Your goal: List all the lines in these records that hold "world".

Dataset excerpts:
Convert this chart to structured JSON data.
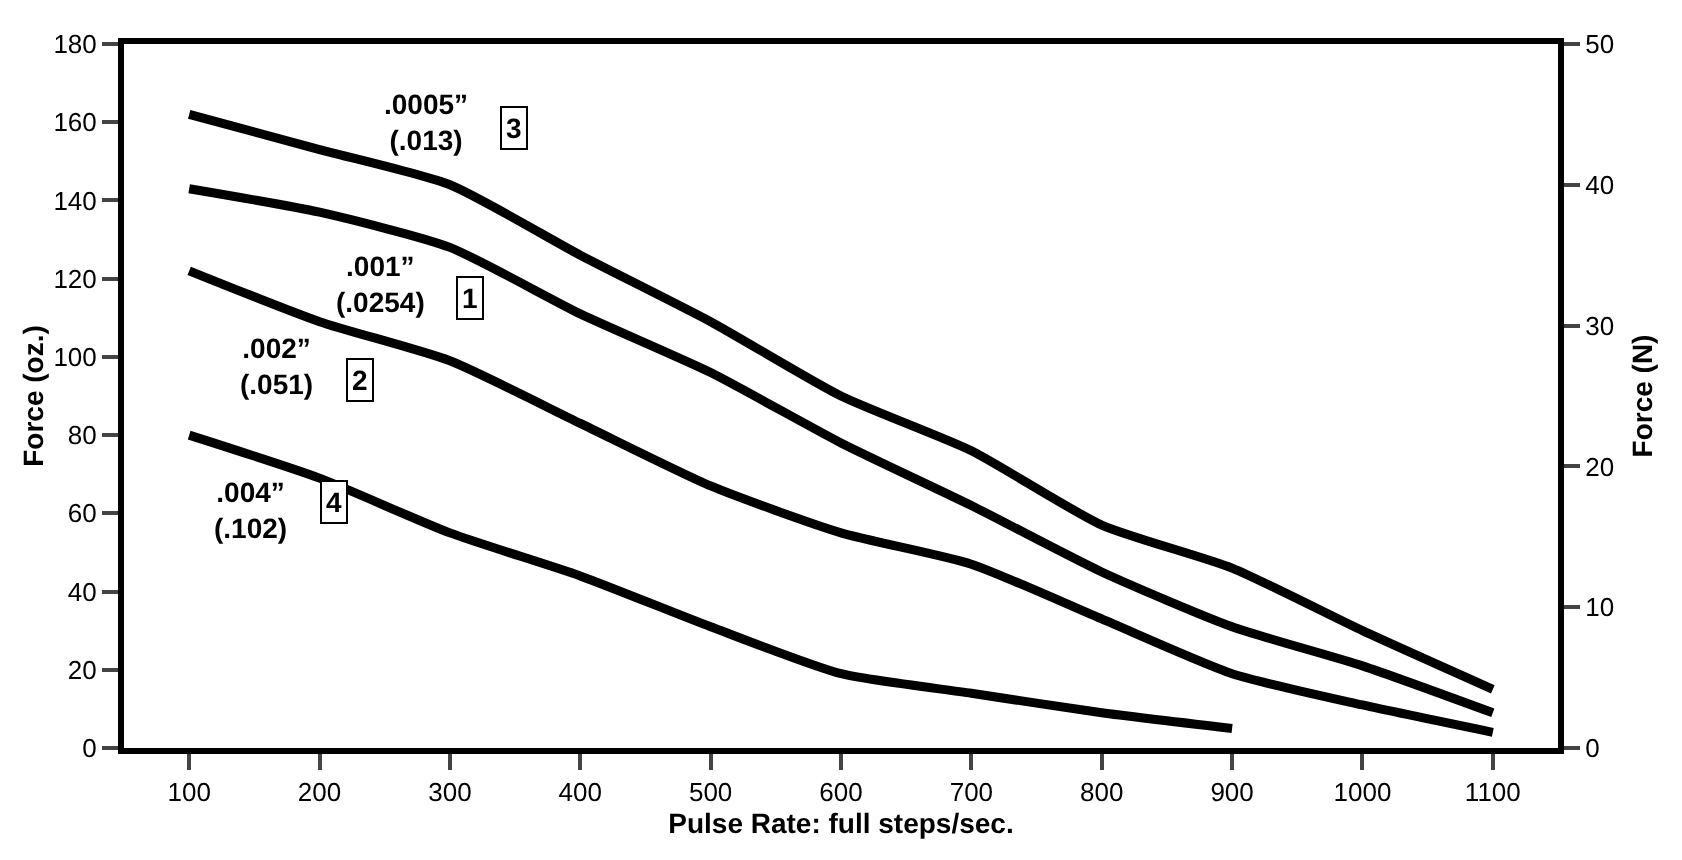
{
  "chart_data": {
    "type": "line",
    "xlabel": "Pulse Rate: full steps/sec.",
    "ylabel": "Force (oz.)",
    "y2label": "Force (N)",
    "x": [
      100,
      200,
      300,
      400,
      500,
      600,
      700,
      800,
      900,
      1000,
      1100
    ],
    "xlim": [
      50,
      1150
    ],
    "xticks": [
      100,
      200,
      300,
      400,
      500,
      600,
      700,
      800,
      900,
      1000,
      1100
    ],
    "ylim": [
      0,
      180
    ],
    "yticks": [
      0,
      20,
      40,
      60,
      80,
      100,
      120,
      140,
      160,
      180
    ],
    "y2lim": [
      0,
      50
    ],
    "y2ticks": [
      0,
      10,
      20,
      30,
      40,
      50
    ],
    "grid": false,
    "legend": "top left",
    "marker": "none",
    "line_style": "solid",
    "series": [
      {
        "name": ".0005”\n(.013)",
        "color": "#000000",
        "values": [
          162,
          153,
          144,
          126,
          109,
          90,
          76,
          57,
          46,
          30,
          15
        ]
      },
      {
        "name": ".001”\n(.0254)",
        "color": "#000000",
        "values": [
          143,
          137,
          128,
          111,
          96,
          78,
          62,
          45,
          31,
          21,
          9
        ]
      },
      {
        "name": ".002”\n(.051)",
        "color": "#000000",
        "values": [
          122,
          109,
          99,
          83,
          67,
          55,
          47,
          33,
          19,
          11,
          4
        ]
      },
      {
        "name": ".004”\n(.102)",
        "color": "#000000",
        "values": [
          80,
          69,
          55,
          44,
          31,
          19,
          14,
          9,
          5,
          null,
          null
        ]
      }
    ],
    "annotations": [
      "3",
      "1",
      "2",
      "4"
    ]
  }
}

==

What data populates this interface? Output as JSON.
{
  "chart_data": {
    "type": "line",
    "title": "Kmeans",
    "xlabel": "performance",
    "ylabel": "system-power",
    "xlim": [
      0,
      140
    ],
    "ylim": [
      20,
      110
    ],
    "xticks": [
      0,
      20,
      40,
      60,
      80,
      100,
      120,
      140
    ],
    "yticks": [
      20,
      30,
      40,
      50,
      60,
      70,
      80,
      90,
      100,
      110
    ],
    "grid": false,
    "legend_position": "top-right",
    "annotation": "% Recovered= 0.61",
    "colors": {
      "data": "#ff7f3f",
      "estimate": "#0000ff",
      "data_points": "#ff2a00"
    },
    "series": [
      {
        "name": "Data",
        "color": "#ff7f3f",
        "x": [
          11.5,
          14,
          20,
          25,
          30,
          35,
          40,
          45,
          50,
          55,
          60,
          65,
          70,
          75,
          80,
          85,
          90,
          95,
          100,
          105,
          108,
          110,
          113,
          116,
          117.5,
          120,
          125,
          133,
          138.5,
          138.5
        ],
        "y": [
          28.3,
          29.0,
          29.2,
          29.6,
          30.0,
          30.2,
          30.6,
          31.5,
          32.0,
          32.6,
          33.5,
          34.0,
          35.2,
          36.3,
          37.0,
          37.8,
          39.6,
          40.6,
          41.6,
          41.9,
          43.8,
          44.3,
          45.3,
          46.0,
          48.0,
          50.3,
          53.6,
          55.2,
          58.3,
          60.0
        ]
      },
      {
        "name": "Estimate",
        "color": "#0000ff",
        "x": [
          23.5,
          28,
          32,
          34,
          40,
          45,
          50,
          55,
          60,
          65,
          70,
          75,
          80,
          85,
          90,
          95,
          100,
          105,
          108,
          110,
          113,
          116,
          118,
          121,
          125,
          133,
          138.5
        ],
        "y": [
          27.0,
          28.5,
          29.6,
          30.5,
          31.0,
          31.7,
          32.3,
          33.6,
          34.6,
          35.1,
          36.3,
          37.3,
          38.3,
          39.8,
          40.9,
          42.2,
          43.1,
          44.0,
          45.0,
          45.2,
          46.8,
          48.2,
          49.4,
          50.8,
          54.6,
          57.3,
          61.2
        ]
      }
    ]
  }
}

---

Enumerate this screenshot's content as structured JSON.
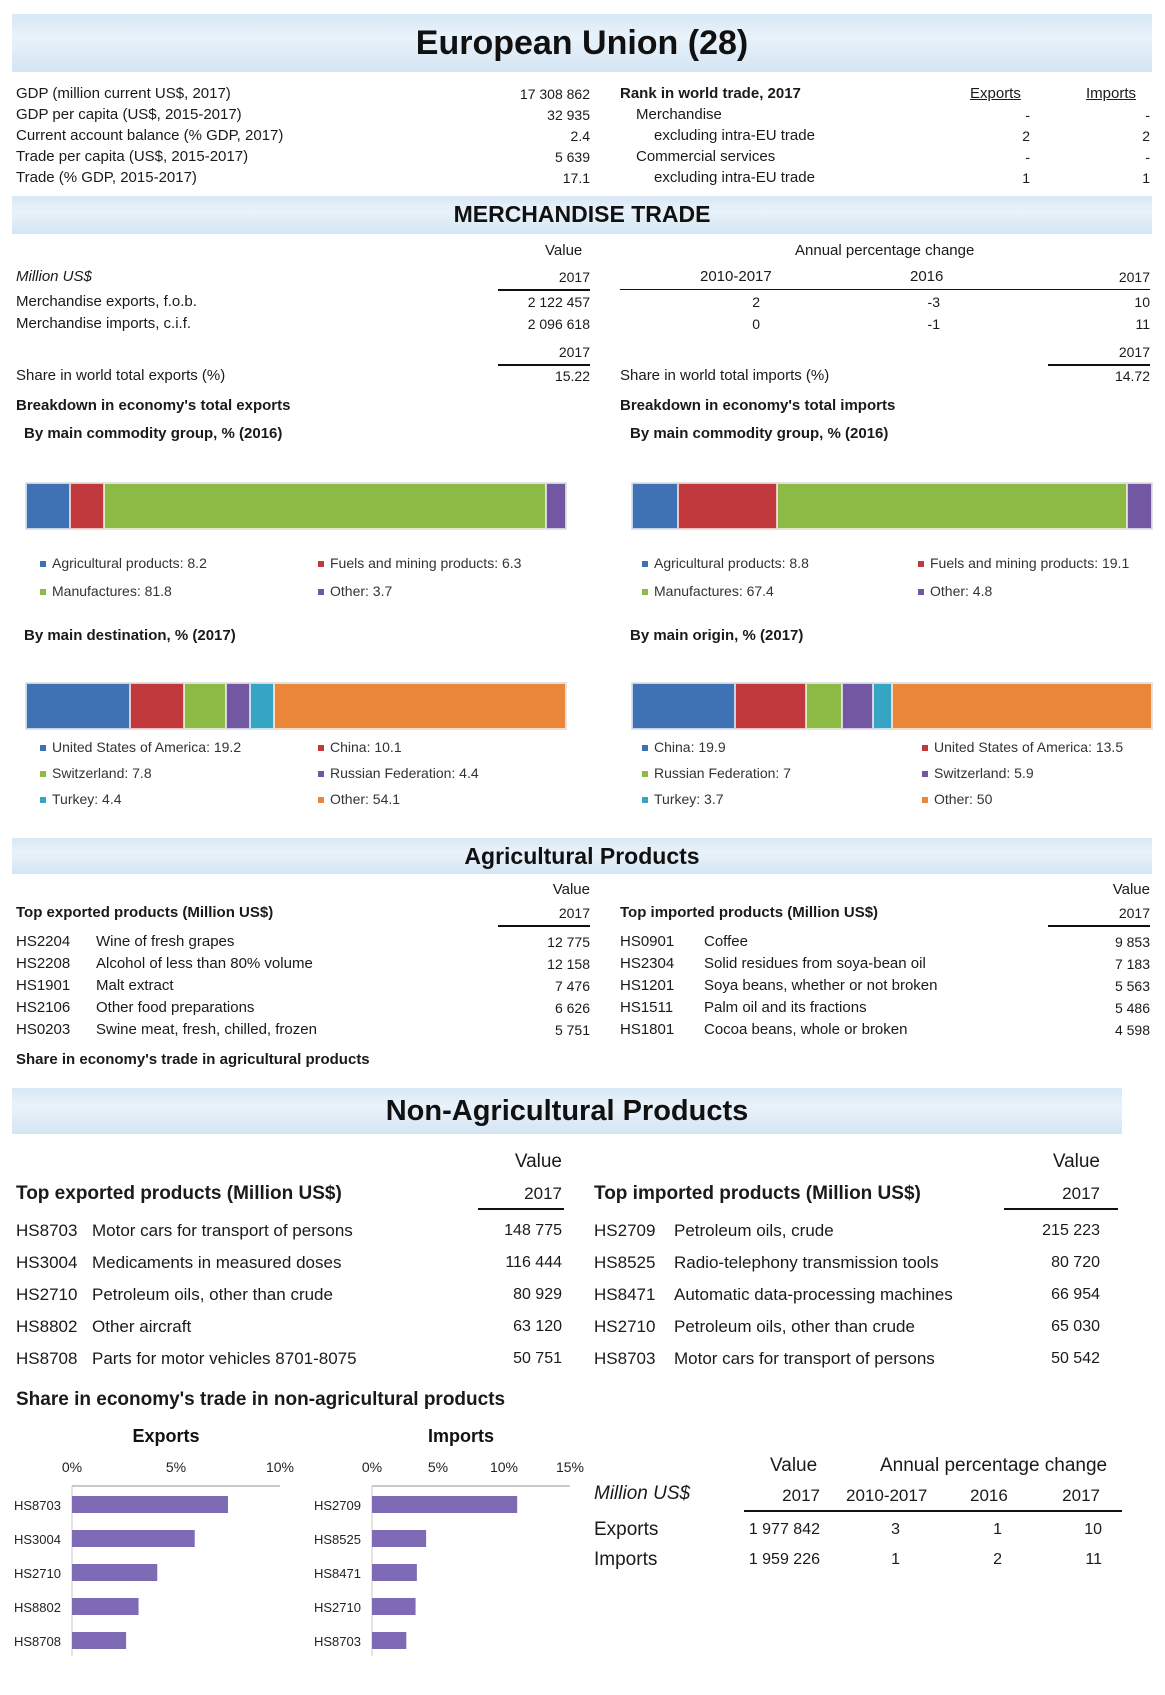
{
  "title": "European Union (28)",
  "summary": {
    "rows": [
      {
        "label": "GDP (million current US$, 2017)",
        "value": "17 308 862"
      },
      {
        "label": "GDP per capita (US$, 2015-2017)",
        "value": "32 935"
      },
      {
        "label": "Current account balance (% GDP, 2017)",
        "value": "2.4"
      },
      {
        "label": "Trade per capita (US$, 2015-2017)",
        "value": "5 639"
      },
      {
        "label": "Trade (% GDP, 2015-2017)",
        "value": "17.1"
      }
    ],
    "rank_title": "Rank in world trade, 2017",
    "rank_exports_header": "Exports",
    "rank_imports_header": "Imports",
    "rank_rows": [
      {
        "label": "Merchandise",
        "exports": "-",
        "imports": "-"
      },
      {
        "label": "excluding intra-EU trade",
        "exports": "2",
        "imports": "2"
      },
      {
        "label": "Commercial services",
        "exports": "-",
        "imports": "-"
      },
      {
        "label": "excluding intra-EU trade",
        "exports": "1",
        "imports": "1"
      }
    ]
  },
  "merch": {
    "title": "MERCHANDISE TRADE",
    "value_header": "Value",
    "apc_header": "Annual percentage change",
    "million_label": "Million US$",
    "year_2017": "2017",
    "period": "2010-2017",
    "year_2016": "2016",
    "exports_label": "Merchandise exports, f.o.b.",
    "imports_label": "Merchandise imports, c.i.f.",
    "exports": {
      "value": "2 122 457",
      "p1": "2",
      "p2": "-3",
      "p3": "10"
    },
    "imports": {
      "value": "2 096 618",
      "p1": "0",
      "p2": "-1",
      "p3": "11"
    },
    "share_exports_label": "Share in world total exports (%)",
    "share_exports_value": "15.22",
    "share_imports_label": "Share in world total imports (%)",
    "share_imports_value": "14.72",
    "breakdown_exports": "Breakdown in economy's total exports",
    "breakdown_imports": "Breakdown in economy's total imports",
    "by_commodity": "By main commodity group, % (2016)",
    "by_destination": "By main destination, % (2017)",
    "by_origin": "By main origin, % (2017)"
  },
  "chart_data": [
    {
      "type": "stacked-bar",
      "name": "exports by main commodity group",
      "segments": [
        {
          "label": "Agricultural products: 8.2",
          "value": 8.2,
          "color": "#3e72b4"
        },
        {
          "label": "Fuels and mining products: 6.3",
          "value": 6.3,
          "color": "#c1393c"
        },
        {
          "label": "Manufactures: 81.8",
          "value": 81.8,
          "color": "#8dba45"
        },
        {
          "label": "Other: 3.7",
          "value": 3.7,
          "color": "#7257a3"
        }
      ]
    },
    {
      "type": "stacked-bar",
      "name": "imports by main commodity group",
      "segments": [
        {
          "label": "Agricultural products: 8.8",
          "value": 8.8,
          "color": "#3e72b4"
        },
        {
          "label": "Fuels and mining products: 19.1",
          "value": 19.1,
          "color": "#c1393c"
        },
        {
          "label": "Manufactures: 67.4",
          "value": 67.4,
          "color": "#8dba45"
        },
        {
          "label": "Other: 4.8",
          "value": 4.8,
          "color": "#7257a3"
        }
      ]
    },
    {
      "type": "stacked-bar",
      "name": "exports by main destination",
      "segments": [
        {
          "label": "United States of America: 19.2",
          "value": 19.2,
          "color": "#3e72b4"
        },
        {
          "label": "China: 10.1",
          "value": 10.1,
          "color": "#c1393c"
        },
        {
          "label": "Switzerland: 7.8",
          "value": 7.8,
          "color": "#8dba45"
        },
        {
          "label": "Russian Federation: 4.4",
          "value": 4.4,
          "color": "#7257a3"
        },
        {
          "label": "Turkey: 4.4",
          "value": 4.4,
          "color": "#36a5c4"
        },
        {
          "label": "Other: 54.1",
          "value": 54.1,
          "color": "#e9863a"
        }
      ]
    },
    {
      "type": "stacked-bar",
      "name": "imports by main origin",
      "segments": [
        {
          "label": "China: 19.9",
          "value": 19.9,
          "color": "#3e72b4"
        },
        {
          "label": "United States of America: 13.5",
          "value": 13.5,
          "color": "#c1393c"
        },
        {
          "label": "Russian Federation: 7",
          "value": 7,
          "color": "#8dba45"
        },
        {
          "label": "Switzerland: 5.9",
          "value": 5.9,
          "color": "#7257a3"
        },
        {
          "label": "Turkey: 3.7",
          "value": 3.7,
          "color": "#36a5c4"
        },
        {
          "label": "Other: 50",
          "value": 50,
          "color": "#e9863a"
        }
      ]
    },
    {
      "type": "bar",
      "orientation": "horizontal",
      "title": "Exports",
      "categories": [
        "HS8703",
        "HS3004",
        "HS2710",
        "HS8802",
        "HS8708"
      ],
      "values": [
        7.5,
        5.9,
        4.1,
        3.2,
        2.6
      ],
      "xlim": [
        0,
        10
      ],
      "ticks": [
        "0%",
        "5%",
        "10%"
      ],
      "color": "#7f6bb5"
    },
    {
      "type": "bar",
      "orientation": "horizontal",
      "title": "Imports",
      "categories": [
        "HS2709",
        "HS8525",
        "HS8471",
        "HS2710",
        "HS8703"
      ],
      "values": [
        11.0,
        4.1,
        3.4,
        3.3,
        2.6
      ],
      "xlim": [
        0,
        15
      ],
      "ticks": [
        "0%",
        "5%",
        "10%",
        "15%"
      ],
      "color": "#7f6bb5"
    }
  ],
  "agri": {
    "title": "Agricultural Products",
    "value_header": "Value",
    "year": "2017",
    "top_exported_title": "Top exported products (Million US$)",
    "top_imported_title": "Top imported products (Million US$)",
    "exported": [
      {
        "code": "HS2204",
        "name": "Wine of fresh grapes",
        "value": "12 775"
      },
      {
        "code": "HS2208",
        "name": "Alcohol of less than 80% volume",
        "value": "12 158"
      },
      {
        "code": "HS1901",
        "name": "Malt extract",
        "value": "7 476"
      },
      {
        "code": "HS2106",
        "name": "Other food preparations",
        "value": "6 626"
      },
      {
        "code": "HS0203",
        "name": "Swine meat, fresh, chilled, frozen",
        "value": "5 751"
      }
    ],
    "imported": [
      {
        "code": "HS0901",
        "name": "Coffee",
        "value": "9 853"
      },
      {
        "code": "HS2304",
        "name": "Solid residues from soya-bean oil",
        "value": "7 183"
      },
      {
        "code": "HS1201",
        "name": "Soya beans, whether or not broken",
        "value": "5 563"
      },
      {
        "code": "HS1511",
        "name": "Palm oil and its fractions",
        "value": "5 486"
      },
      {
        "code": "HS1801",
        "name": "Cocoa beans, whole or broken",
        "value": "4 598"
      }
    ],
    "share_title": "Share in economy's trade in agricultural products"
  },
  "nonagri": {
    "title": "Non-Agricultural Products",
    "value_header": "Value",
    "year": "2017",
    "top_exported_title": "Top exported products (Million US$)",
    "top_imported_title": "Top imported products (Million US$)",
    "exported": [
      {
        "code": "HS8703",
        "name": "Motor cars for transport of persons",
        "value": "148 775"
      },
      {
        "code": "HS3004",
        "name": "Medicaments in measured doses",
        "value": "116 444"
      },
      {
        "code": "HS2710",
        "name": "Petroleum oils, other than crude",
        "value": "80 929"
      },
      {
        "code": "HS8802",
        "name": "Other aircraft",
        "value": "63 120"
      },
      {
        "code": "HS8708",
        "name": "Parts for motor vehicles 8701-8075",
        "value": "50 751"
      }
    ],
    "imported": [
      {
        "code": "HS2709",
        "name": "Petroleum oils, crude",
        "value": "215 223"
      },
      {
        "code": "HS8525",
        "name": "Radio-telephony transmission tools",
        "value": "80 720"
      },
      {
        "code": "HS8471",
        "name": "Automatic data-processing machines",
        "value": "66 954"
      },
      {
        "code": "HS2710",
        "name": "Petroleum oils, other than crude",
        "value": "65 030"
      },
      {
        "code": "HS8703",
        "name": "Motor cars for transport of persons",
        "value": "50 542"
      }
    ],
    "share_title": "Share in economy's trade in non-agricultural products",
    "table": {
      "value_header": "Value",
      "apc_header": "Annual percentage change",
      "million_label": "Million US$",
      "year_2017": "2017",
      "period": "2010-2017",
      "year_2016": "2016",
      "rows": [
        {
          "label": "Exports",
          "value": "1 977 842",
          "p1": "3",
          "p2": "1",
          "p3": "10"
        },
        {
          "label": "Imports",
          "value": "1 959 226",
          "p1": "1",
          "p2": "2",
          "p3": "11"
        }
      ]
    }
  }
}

Solution to the problem:
    "rank_title": "Rank in world trade, 2017",
    "share_exports_label": "Share in world total exports (%)",
    "share_imports_label": "Share in world total imports (%)",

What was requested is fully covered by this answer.